**Records provided:**
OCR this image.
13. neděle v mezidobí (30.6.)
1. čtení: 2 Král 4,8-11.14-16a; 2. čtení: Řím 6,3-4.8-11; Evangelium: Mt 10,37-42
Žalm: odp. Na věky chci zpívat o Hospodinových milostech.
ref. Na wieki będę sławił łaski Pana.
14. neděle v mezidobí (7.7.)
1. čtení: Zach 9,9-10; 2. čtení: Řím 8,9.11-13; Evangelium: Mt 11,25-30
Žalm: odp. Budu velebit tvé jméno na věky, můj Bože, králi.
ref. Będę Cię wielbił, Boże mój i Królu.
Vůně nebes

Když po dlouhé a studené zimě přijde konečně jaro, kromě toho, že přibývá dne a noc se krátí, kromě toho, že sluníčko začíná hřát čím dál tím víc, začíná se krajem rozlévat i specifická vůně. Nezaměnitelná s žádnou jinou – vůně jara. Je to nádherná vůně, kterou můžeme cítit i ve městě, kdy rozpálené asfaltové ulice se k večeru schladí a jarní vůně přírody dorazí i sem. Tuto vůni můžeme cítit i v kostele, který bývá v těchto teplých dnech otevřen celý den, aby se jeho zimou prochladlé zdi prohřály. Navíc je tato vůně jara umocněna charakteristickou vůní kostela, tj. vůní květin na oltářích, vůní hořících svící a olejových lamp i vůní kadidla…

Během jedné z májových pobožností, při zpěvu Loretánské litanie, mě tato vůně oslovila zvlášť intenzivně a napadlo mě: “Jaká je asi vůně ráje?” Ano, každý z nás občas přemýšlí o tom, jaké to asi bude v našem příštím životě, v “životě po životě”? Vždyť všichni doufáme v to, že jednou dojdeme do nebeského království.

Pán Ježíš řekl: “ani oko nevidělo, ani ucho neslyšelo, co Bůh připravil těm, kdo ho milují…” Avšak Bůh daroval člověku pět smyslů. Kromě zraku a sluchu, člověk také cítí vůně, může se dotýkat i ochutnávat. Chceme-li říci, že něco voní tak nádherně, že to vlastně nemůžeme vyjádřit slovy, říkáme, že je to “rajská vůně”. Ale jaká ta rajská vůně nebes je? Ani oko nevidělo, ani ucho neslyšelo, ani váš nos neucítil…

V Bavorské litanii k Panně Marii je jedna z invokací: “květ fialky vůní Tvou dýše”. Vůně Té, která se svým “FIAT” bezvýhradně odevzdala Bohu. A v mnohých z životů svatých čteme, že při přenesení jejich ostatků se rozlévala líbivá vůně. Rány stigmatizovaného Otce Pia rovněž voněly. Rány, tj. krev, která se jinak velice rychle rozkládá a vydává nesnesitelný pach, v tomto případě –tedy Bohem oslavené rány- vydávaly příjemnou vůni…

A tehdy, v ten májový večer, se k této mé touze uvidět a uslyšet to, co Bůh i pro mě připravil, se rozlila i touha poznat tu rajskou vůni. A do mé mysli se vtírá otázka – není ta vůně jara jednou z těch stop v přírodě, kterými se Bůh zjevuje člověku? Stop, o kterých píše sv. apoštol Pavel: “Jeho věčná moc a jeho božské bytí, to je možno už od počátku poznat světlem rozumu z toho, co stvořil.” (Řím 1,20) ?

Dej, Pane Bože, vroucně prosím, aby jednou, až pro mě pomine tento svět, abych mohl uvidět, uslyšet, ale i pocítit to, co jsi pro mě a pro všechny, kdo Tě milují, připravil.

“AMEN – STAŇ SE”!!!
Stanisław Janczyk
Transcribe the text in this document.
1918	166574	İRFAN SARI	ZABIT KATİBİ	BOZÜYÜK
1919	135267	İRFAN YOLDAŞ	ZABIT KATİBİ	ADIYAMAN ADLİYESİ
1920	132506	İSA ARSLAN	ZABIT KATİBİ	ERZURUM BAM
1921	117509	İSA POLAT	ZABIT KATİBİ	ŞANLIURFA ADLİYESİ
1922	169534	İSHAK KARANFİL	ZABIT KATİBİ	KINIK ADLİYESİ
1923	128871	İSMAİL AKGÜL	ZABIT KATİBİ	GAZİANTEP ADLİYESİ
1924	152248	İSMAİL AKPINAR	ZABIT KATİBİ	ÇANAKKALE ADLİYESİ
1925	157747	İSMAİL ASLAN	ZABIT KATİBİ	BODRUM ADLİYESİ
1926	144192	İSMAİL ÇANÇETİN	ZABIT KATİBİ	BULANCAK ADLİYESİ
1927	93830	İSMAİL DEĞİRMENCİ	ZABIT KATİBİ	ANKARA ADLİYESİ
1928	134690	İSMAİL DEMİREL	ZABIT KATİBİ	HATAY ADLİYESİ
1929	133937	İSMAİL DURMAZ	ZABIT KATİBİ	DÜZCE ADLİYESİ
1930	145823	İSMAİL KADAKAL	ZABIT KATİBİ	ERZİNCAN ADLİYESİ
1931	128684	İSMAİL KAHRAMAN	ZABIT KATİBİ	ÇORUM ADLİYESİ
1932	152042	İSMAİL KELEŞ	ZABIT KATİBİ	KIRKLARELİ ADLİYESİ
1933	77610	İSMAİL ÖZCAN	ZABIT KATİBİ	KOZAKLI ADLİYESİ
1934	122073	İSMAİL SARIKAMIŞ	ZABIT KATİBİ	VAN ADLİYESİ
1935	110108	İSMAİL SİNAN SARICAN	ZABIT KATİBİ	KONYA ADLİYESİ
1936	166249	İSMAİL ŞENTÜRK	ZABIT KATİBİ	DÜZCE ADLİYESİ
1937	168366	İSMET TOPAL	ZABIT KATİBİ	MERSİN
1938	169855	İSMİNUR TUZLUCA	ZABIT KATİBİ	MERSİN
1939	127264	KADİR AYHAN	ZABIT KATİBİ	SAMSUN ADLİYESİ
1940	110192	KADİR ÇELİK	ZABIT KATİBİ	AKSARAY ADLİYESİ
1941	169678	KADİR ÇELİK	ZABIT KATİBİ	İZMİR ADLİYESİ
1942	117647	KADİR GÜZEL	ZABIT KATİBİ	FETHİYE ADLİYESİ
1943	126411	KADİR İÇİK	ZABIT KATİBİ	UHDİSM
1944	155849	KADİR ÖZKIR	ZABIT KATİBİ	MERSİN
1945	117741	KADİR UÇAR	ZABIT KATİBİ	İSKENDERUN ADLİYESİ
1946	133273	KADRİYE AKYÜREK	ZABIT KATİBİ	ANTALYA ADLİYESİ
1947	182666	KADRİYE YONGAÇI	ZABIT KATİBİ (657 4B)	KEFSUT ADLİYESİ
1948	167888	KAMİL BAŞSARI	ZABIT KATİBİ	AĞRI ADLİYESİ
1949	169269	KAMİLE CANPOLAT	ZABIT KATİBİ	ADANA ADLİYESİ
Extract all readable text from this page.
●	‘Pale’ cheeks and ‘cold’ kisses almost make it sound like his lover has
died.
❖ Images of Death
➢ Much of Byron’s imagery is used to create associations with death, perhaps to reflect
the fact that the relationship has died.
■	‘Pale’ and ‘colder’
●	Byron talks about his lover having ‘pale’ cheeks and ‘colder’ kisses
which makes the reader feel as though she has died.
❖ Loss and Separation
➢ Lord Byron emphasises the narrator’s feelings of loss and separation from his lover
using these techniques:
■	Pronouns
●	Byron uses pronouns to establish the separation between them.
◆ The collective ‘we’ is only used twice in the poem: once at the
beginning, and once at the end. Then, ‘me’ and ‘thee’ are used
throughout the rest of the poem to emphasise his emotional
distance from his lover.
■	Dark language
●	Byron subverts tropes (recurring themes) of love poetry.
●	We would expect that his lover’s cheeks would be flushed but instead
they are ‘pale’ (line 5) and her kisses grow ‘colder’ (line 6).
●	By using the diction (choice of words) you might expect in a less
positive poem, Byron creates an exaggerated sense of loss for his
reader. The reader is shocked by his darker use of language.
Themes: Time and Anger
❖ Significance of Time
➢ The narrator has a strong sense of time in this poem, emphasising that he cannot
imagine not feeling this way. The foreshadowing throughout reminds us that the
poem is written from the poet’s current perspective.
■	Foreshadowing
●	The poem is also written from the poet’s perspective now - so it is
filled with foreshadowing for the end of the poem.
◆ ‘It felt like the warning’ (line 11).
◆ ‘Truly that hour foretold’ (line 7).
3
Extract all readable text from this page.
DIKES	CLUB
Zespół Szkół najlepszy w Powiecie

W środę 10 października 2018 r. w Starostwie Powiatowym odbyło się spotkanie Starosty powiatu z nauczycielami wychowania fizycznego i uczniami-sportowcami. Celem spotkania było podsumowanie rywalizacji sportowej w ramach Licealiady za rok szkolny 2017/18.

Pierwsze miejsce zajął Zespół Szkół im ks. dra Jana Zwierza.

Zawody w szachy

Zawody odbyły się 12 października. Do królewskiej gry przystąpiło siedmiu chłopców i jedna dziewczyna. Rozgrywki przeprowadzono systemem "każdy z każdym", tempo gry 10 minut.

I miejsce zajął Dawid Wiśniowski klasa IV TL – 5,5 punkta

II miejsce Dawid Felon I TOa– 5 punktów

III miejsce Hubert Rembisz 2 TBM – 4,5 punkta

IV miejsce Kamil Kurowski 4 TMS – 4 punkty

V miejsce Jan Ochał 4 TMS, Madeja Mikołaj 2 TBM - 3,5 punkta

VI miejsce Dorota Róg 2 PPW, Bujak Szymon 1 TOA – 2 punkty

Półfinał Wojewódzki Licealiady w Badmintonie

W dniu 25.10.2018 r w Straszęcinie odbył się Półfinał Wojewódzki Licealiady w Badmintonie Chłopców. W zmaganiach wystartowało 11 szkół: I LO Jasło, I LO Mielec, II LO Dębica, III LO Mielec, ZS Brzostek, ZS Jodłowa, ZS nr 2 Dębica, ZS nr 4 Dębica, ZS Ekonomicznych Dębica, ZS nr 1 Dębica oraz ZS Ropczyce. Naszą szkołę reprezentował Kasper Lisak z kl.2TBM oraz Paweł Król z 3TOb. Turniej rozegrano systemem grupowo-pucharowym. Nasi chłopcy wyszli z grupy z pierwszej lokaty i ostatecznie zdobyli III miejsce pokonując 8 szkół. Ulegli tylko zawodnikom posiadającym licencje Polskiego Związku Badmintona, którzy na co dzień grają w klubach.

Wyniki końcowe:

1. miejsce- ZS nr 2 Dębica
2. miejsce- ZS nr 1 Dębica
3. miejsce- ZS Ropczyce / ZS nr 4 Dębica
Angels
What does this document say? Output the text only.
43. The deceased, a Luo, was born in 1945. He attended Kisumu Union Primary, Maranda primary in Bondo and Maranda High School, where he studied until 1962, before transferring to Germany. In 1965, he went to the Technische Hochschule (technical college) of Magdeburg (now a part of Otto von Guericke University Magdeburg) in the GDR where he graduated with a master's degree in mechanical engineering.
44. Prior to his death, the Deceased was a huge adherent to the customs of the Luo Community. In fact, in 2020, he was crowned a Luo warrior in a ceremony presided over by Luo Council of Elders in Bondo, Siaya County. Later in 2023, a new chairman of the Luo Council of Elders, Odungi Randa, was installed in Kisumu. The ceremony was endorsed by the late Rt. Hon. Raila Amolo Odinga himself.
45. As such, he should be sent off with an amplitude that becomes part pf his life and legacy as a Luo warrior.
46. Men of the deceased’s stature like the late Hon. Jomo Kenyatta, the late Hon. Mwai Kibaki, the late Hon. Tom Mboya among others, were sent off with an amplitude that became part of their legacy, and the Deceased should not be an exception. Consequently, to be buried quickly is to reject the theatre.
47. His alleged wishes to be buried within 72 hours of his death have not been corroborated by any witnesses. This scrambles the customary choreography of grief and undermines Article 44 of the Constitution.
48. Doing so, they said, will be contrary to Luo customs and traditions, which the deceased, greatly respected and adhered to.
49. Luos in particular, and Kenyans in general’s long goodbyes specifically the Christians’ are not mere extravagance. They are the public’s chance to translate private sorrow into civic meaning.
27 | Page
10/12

**What you should do:**
For the listing above, identify each line bearing "MERSİN".

**The output:**
1937	168366	İSMET TOPAL	ZABIT KATİBİ	MERSİN
1938	169855	İSMİNUR TUZLUCA	ZABIT KATİBİ	MERSİN
1944	155849	KADİR ÖZKIR	ZABIT KATİBİ	MERSİN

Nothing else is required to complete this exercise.